Saved entries:
--------------------

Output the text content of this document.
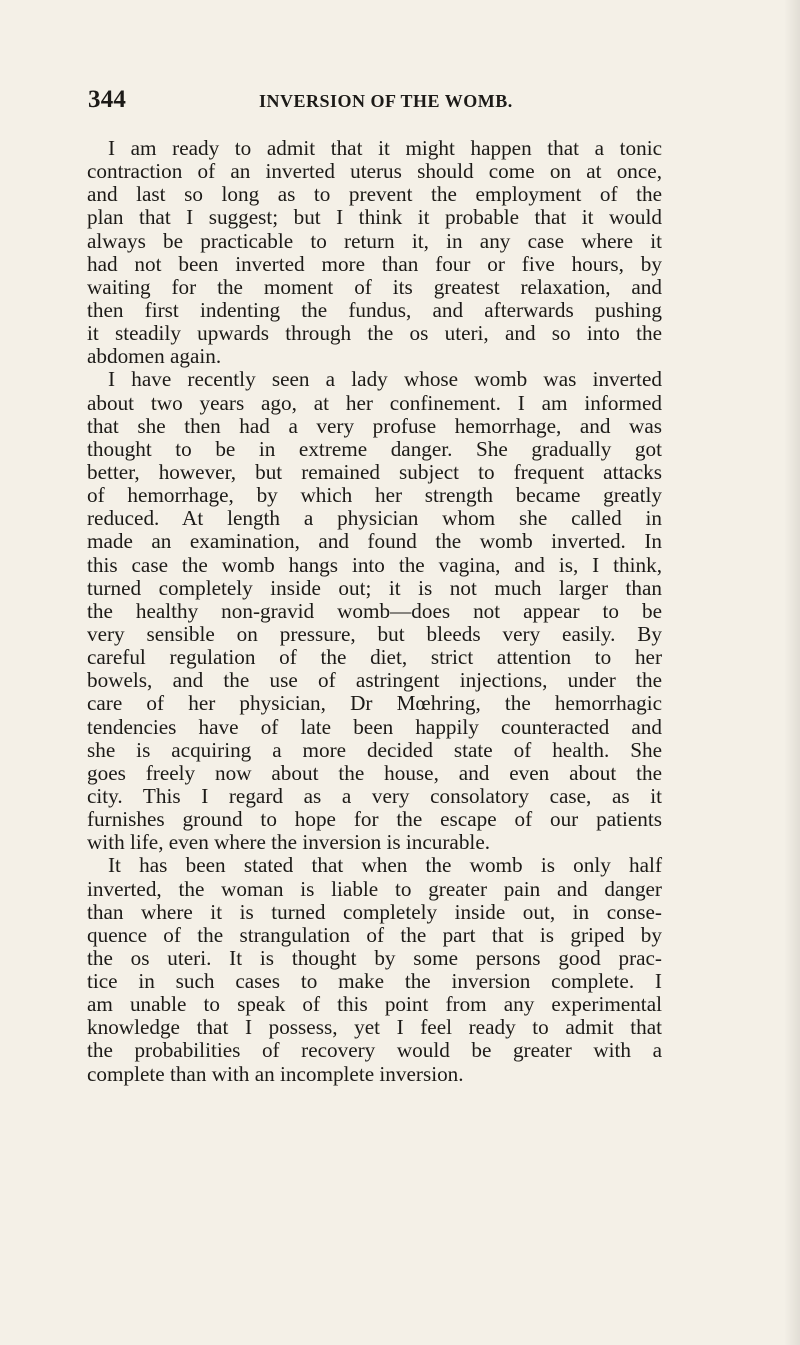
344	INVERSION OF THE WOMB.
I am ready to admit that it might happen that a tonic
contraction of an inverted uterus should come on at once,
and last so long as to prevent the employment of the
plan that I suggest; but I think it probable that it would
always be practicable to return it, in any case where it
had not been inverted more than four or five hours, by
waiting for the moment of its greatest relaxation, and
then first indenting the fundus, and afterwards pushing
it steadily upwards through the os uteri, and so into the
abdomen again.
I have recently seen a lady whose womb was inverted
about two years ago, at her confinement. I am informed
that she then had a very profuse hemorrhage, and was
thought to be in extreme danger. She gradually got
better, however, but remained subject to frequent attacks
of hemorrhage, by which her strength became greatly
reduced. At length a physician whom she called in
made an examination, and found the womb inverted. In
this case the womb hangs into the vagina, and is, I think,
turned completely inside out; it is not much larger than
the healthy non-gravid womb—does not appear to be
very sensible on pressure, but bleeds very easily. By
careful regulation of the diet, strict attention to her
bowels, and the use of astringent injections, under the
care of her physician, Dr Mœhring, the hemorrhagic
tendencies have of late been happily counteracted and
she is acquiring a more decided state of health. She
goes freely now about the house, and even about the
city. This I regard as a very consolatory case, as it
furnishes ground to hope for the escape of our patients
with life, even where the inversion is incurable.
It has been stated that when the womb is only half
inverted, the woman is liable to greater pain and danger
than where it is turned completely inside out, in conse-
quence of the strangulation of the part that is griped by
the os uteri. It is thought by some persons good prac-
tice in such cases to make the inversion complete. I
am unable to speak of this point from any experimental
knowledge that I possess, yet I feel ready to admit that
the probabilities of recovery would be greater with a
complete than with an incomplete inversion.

--------------------

**Activity:** The output must match the records word for word, except that no pictures appear.

**Result for this task:**
Output the text content of this document.
344	INVERSION OF THE WOMB.
I am ready to admit that it might happen that a tonic
contraction of an inverted uterus should come on at once,
and last so long as to prevent the employment of the
plan that I suggest; but I think it probable that it would
always be practicable to return it, in any case where it
had not been inverted more than four or five hours, by
waiting for the moment of its greatest relaxation, and
then first indenting the fundus, and afterwards pushing
it steadily upwards through the os uteri, and so into the
abdomen again.
I have recently seen a lady whose womb was inverted
about two years ago, at her confinement. I am informed
that she then had a very profuse hemorrhage, and was
thought to be in extreme danger. She gradually got
better, however, but remained subject to frequent attacks
of hemorrhage, by which her strength became greatly
reduced. At length a physician whom she called in
made an examination, and found the womb inverted. In
this case the womb hangs into the vagina, and is, I think,
turned completely inside out; it is not much larger than
the healthy non-gravid womb—does not appear to be
very sensible on pressure, but bleeds very easily. By
careful regulation of the diet, strict attention to her
bowels, and the use of astringent injections, under the
care of her physician, Dr Mœhring, the hemorrhagic
tendencies have of late been happily counteracted and
she is acquiring a more decided state of health. She
goes freely now about the house, and even about the
city. This I regard as a very consolatory case, as it
furnishes ground to hope for the escape of our patients
with life, even where the inversion is incurable.
It has been stated that when the womb is only half
inverted, the woman is liable to greater pain and danger
than where it is turned completely inside out, in conse-
quence of the strangulation of the part that is griped by
the os uteri. It is thought by some persons good prac-
tice in such cases to make the inversion complete. I
am unable to speak of this point from any experimental
knowledge that I possess, yet I feel ready to admit that
the probabilities of recovery would be greater with a
complete than with an incomplete inversion.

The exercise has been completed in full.